# Exercise aim
Look through the data below. Show each line where the string "Durow" occurs.

# Listed records
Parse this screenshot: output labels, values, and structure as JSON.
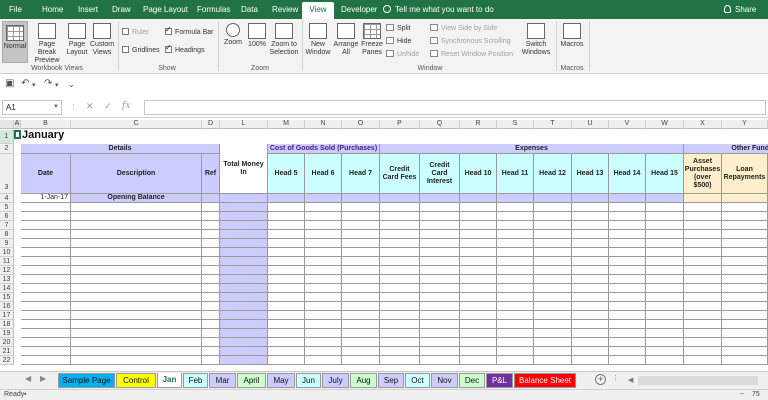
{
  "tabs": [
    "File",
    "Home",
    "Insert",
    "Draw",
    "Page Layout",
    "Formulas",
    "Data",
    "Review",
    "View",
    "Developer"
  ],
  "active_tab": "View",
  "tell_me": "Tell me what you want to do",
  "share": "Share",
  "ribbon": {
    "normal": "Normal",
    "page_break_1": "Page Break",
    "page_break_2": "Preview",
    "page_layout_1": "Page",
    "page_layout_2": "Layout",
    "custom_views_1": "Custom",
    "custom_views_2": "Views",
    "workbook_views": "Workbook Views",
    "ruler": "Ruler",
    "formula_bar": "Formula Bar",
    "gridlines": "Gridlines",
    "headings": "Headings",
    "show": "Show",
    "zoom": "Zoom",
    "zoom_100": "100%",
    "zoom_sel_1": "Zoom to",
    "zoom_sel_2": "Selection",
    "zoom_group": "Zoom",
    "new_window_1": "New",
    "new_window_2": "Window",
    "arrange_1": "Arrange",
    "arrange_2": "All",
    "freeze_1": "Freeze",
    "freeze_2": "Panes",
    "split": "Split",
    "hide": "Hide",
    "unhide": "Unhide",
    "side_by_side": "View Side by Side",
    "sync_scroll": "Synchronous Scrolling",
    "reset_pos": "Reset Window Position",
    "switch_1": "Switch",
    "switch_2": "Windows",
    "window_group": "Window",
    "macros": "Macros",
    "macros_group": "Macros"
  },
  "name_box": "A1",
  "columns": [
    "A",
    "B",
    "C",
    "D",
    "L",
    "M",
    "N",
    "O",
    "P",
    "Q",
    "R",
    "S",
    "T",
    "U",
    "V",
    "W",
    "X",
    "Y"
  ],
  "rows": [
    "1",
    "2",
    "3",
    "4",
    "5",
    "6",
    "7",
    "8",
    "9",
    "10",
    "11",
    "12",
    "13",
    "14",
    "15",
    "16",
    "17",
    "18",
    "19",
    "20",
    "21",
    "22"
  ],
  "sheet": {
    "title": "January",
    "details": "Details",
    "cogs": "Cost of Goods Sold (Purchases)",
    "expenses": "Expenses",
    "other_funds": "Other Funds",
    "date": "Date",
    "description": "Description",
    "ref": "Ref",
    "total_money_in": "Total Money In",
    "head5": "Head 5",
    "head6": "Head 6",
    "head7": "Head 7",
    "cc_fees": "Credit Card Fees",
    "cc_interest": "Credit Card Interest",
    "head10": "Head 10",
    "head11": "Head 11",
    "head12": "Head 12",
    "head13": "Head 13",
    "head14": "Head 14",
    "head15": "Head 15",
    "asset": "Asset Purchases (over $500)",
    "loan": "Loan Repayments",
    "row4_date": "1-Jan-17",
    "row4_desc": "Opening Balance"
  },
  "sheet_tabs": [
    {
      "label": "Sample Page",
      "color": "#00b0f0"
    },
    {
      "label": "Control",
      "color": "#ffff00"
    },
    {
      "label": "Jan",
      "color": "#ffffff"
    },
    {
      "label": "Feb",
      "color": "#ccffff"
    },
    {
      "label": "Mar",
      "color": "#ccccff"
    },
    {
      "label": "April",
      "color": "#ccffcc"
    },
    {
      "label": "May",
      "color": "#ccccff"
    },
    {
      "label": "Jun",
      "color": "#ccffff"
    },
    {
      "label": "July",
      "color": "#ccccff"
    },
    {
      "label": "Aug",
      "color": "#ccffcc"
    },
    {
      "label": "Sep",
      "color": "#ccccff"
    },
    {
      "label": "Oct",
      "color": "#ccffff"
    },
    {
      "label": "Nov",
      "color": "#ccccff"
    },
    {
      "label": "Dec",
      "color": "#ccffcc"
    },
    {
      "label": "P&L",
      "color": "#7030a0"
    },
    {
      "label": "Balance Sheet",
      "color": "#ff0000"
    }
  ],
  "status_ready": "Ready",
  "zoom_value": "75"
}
---
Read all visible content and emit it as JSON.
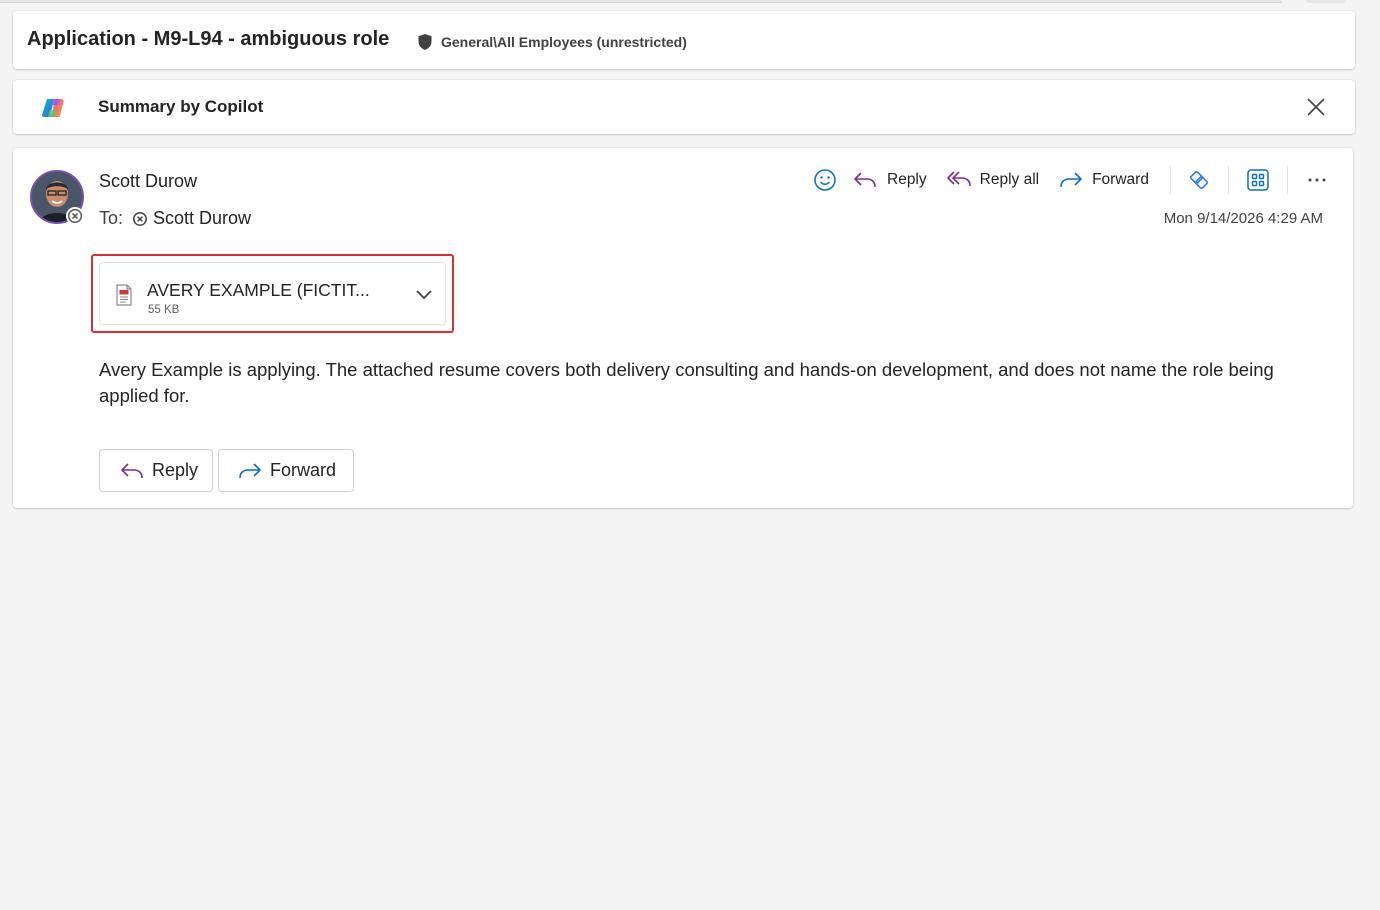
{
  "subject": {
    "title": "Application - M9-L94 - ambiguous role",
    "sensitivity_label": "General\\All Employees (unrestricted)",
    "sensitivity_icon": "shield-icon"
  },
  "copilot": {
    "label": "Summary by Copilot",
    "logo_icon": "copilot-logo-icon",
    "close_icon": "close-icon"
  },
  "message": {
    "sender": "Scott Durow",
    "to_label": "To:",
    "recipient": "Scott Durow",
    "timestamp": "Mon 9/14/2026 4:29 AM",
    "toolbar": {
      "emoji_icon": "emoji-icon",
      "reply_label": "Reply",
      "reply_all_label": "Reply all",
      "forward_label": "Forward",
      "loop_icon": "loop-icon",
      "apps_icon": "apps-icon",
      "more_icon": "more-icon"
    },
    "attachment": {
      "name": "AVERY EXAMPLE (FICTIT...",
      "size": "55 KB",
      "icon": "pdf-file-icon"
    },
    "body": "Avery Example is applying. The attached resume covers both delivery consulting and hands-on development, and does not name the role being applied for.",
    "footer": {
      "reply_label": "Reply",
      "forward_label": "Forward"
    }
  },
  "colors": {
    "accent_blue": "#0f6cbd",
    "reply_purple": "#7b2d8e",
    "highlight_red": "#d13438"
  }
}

# Answer to the problem
    "sender": "Scott Durow",
    "recipient": "Scott Durow",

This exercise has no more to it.